### REQUIREMENT:
Arrange each line of the material, from its beginning through the line containing "site-logo-main: 保守速 <box>30 88 204 153</box>", as one string in a JSON list, and omit blank lines.

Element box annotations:
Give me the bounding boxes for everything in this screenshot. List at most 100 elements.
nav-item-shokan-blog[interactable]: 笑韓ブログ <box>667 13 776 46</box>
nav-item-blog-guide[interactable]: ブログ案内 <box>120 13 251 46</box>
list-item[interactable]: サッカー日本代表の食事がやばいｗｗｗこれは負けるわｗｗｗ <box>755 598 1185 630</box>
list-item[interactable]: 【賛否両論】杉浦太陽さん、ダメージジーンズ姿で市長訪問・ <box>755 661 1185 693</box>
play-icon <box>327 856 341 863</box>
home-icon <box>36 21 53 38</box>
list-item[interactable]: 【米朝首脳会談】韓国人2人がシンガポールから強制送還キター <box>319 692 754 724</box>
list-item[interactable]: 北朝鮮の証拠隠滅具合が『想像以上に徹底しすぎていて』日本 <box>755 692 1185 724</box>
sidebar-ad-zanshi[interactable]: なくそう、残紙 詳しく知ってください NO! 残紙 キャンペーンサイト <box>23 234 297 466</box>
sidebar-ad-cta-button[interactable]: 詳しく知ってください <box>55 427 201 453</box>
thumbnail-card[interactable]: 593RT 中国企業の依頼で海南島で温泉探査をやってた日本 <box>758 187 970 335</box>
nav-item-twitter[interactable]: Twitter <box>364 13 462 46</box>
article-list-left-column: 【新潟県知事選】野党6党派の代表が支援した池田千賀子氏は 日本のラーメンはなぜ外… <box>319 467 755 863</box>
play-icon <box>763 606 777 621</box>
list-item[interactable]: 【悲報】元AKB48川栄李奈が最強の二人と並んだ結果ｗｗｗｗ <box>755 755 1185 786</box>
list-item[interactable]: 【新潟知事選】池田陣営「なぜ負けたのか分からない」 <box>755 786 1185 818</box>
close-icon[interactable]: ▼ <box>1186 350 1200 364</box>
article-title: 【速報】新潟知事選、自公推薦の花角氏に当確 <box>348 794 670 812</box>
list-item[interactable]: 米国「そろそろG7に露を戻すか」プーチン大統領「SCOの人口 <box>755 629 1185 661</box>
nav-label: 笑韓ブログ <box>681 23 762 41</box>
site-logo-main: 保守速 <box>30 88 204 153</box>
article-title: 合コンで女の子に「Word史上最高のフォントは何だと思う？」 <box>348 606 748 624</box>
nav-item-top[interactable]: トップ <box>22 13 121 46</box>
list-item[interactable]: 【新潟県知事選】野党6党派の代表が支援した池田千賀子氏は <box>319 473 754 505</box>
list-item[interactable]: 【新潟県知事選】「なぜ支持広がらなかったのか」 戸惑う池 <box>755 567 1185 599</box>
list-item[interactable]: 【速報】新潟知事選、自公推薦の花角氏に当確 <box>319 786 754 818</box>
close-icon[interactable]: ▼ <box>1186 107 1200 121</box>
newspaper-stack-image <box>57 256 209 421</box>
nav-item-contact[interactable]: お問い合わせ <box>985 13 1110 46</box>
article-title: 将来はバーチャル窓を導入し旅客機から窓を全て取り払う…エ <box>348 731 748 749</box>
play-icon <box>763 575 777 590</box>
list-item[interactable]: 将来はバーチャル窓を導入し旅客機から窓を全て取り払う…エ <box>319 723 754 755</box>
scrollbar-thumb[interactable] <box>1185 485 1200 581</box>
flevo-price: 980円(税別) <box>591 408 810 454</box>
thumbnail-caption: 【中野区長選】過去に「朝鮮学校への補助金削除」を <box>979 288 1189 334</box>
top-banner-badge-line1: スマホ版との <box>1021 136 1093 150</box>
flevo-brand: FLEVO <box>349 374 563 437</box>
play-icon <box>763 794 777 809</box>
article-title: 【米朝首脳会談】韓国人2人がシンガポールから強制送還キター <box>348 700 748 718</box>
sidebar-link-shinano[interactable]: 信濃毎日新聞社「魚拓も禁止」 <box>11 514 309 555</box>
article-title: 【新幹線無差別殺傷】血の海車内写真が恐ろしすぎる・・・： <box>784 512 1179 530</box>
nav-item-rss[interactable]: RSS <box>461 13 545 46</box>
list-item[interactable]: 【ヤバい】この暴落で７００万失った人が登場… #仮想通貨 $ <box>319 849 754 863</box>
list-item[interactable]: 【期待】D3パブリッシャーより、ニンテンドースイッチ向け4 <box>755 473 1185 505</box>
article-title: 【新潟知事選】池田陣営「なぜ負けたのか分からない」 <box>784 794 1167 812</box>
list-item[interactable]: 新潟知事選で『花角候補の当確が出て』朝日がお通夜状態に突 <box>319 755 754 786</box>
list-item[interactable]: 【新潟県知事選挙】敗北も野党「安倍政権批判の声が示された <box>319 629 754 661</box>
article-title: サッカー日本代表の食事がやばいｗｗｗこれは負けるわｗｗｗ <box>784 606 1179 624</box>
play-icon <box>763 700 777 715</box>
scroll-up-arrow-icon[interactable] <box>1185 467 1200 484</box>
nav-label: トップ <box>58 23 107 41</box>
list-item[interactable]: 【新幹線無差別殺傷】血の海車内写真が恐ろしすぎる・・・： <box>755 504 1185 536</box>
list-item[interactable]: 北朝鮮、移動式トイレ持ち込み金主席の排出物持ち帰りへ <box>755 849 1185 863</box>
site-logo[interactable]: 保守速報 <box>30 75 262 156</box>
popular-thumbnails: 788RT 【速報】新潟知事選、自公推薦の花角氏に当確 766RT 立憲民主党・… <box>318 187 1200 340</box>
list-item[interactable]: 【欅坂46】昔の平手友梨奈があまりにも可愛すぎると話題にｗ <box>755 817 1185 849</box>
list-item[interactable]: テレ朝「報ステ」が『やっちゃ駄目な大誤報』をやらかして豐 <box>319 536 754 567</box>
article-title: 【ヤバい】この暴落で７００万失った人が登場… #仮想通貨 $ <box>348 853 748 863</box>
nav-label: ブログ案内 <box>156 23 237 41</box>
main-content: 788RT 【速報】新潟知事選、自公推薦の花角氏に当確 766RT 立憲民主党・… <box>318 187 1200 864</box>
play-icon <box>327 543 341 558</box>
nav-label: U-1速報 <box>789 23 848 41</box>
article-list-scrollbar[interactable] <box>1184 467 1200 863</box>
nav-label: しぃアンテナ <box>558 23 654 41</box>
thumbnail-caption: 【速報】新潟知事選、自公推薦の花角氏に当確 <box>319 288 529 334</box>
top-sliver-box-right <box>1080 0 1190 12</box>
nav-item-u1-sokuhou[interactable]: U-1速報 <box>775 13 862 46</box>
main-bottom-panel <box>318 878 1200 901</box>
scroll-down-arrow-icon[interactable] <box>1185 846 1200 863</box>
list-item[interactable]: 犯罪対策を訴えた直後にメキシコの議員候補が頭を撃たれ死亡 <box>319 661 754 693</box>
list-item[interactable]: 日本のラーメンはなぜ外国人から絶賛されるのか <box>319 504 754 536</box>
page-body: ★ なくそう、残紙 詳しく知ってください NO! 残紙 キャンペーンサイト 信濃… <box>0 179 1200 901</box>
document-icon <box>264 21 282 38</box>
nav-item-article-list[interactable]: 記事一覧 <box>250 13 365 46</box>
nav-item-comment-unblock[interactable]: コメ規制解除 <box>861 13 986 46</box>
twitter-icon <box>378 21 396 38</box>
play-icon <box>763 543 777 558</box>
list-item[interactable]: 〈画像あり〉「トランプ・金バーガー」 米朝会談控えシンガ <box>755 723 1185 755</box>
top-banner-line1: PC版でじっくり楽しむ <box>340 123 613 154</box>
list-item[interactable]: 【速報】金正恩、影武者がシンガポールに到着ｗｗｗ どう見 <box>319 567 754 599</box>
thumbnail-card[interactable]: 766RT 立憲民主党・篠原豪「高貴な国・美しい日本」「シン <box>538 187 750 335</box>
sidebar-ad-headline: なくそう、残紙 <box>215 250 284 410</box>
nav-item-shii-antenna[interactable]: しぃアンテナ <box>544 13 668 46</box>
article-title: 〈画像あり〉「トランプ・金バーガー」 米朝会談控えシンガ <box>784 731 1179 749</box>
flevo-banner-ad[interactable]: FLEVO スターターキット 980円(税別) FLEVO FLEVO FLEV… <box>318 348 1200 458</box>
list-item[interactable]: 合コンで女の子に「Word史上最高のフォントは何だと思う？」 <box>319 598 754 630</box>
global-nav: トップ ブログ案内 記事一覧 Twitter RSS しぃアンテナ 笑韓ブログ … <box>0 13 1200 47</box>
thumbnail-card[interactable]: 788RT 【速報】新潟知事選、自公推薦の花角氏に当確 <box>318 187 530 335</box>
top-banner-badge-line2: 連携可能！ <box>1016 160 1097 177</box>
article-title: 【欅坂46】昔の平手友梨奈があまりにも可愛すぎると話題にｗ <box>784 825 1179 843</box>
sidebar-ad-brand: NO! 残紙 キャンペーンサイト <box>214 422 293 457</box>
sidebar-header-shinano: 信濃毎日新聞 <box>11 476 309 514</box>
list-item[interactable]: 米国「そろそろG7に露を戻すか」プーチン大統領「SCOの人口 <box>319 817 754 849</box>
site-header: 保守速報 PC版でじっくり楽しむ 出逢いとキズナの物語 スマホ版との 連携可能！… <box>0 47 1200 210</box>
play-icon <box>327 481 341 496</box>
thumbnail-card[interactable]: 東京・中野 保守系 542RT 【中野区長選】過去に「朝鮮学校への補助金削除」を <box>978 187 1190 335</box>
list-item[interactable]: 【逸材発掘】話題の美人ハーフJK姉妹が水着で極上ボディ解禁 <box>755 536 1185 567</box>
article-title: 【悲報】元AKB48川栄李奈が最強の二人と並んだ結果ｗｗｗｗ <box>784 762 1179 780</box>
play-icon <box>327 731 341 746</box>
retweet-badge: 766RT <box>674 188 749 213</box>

### ANSWER TO THE EXERCISE:
[
  "Give me the bounding boxes for everything in this screenshot. List at most 100 elements.",
  "nav-item-shokan-blog[interactable]: 笑韓ブログ <box>667 13 776 46</box>",
  "nav-item-blog-guide[interactable]: ブログ案内 <box>120 13 251 46</box>",
  "list-item[interactable]: サッカー日本代表の食事がやばいｗｗｗこれは負けるわｗｗｗ <box>755 598 1185 630</box>",
  "list-item[interactable]: 【賛否両論】杉浦太陽さん、ダメージジーンズ姿で市長訪問・ <box>755 661 1185 693</box>",
  "play-icon <box>327 856 341 863</box>",
  "home-icon <box>36 21 53 38</box>",
  "list-item[interactable]: 【米朝首脳会談】韓国人2人がシンガポールから強制送還キター <box>319 692 754 724</box>",
  "list-item[interactable]: 北朝鮮の証拠隠滅具合が『想像以上に徹底しすぎていて』日本 <box>755 692 1185 724</box>",
  "sidebar-ad-zanshi[interactable]: なくそう、残紙 詳しく知ってください NO! 残紙 キャンペーンサイト <box>23 234 297 466</box>",
  "sidebar-ad-cta-button[interactable]: 詳しく知ってください <box>55 427 201 453</box>",
  "thumbnail-card[interactable]: 593RT 中国企業の依頼で海南島で温泉探査をやってた日本 <box>758 187 970 335</box>",
  "nav-item-twitter[interactable]: Twitter <box>364 13 462 46</box>",
  "article-list-left-column: 【新潟県知事選】野党6党派の代表が支援した池田千賀子氏は 日本のラーメンはなぜ外… <box>319 467 755 863</box>",
  "play-icon <box>763 606 777 621</box>",
  "list-item[interactable]: 【悲報】元AKB48川栄李奈が最強の二人と並んだ結果ｗｗｗｗ <box>755 755 1185 786</box>",
  "list-item[interactable]: 【新潟知事選】池田陣営「なぜ負けたのか分からない」 <box>755 786 1185 818</box>",
  "close-icon[interactable]: ▼ <box>1186 350 1200 364</box>",
  "article-title: 【速報】新潟知事選、自公推薦の花角氏に当確 <box>348 794 670 812</box>",
  "list-item[interactable]: 米国「そろそろG7に露を戻すか」プーチン大統領「SCOの人口 <box>755 629 1185 661</box>",
  "nav-label: 笑韓ブログ <box>681 23 762 41</box>",
  "site-logo-main: 保守速 <box>30 88 204 153</box>"
]